- **YOUR INSTRUCTIONS**
Strip the pictures and reproduce the rest of the listing exactly.

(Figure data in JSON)
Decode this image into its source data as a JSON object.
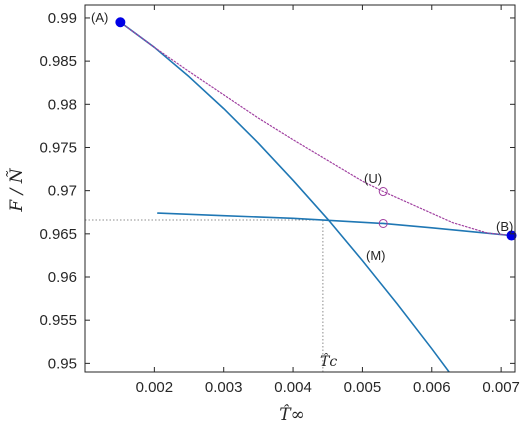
{
  "chart_data": {
    "type": "line",
    "xlabel": "T̂∞",
    "ylabel": "F / Ñ",
    "xlim": [
      0.001,
      0.0072
    ],
    "ylim": [
      0.949,
      0.9915
    ],
    "xticks": [
      "0.002",
      "0.003",
      "0.004",
      "0.005",
      "0.006",
      "0.007"
    ],
    "xtick_values": [
      0.002,
      0.003,
      0.004,
      0.005,
      0.006,
      0.007
    ],
    "yticks": [
      "0.99",
      "0.985",
      "0.98",
      "0.975",
      "0.97",
      "0.965",
      "0.96",
      "0.955",
      "0.95"
    ],
    "ytick_values": [
      0.99,
      0.985,
      0.98,
      0.975,
      0.97,
      0.965,
      0.96,
      0.955,
      0.95
    ],
    "grid": false,
    "series": [
      {
        "color": "#1f77b4",
        "style": "solid",
        "x": [
          0.00151,
          0.002,
          0.0025,
          0.003,
          0.0035,
          0.004,
          0.0045,
          0.005,
          0.0055,
          0.006,
          0.0065
        ],
        "y": [
          0.9895,
          0.9866,
          0.9832,
          0.9795,
          0.9755,
          0.9712,
          0.9667,
          0.9619,
          0.9569,
          0.9517,
          0.9463
        ]
      },
      {
        "color": "#1f77b4",
        "style": "solid",
        "x": [
          0.00205,
          0.003,
          0.004,
          0.0053,
          0.006,
          0.00715
        ],
        "y": [
          0.9674,
          0.9671,
          0.9668,
          0.9662,
          0.9657,
          0.9648
        ]
      },
      {
        "color": "#a040a0",
        "style": "dotted",
        "x": [
          0.00151,
          0.002,
          0.0025,
          0.003,
          0.0035,
          0.004,
          0.0045,
          0.005,
          0.0053,
          0.0058,
          0.0063,
          0.0068,
          0.00715
        ],
        "y": [
          0.9895,
          0.9866,
          0.9838,
          0.9811,
          0.9784,
          0.9759,
          0.9735,
          0.9711,
          0.9699,
          0.9681,
          0.9663,
          0.9651,
          0.9648
        ]
      }
    ],
    "markers": {
      "filled": [
        {
          "label": "(A)",
          "x": 0.00151,
          "y": 0.9895,
          "color": "#0000e6"
        },
        {
          "label": "(B)",
          "x": 0.00715,
          "y": 0.9648,
          "color": "#0000e6"
        }
      ],
      "open": [
        {
          "label": "(U)",
          "x": 0.0053,
          "y": 0.9699,
          "color": "#a040a0"
        },
        {
          "label": "",
          "x": 0.0053,
          "y": 0.9662,
          "color": "#a040a0"
        }
      ]
    },
    "annotations": {
      "A": "(A)",
      "B": "(B)",
      "U": "(U)",
      "M": "(M)",
      "Tc": "T̂c"
    },
    "critical_point": {
      "x": 0.00443,
      "y": 0.9666
    }
  }
}
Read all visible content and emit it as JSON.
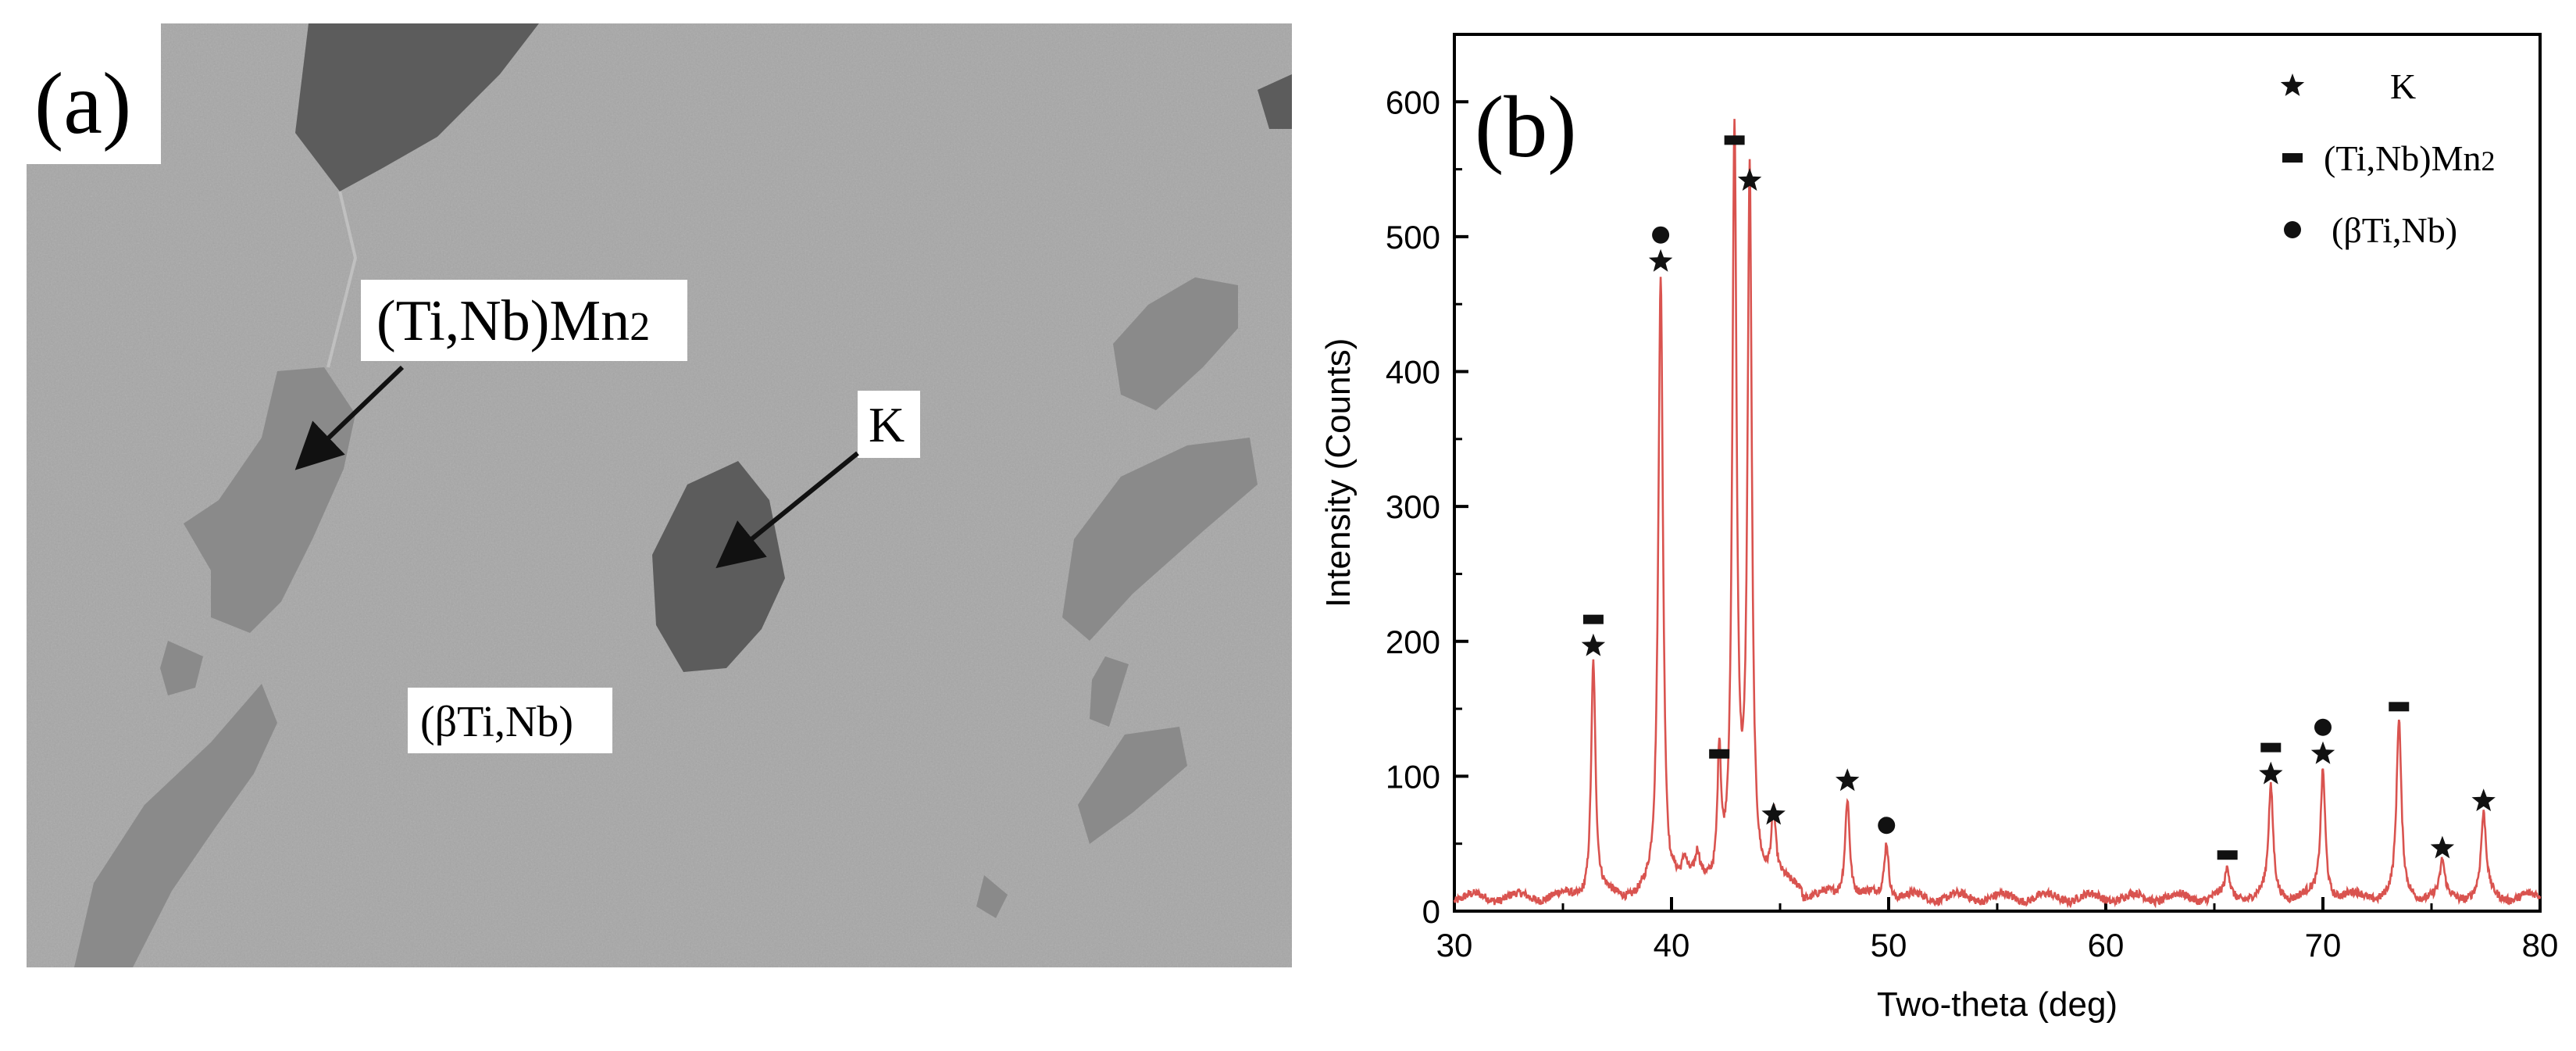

- **RESPONSE TO THE EXERCISE**
Decode this image into its source data as a JSON object.
{
  "chart_data": {
    "type": "line",
    "xlabel": "T̂∞",
    "ylabel": "F / Ñ",
    "xlim": [
      0.001,
      0.0072
    ],
    "ylim": [
      0.949,
      0.9915
    ],
    "xticks": [
      "0.002",
      "0.003",
      "0.004",
      "0.005",
      "0.006",
      "0.007"
    ],
    "xtick_values": [
      0.002,
      0.003,
      0.004,
      0.005,
      0.006,
      0.007
    ],
    "yticks": [
      "0.99",
      "0.985",
      "0.98",
      "0.975",
      "0.97",
      "0.965",
      "0.96",
      "0.955",
      "0.95"
    ],
    "ytick_values": [
      0.99,
      0.985,
      0.98,
      0.975,
      0.97,
      0.965,
      0.96,
      0.955,
      0.95
    ],
    "grid": false,
    "series": [
      {
        "color": "#1f77b4",
        "style": "solid",
        "x": [
          0.00151,
          0.002,
          0.0025,
          0.003,
          0.0035,
          0.004,
          0.0045,
          0.005,
          0.0055,
          0.006,
          0.0065
        ],
        "y": [
          0.9895,
          0.9866,
          0.9832,
          0.9795,
          0.9755,
          0.9712,
          0.9667,
          0.9619,
          0.9569,
          0.9517,
          0.9463
        ]
      },
      {
        "color": "#1f77b4",
        "style": "solid",
        "x": [
          0.00205,
          0.003,
          0.004,
          0.0053,
          0.006,
          0.00715
        ],
        "y": [
          0.9674,
          0.9671,
          0.9668,
          0.9662,
          0.9657,
          0.9648
        ]
      },
      {
        "color": "#a040a0",
        "style": "dotted",
        "x": [
          0.00151,
          0.002,
          0.0025,
          0.003,
          0.0035,
          0.004,
          0.0045,
          0.005,
          0.0053,
          0.0058,
          0.0063,
          0.0068,
          0.00715
        ],
        "y": [
          0.9895,
          0.9866,
          0.9838,
          0.9811,
          0.9784,
          0.9759,
          0.9735,
          0.9711,
          0.9699,
          0.9681,
          0.9663,
          0.9651,
          0.9648
        ]
      }
    ],
    "markers": {
      "filled": [
        {
          "label": "(A)",
          "x": 0.00151,
          "y": 0.9895,
          "color": "#0000e6"
        },
        {
          "label": "(B)",
          "x": 0.00715,
          "y": 0.9648,
          "color": "#0000e6"
        }
      ],
      "open": [
        {
          "label": "(U)",
          "x": 0.0053,
          "y": 0.9699,
          "color": "#a040a0"
        },
        {
          "label": "",
          "x": 0.0053,
          "y": 0.9662,
          "color": "#a040a0"
        }
      ]
    },
    "annotations": {
      "A": "(A)",
      "B": "(B)",
      "U": "(U)",
      "M": "(M)",
      "Tc": "T̂c"
    },
    "critical_point": {
      "x": 0.00443,
      "y": 0.9666
    }
  }
}
Read all visible content and emit it as JSON.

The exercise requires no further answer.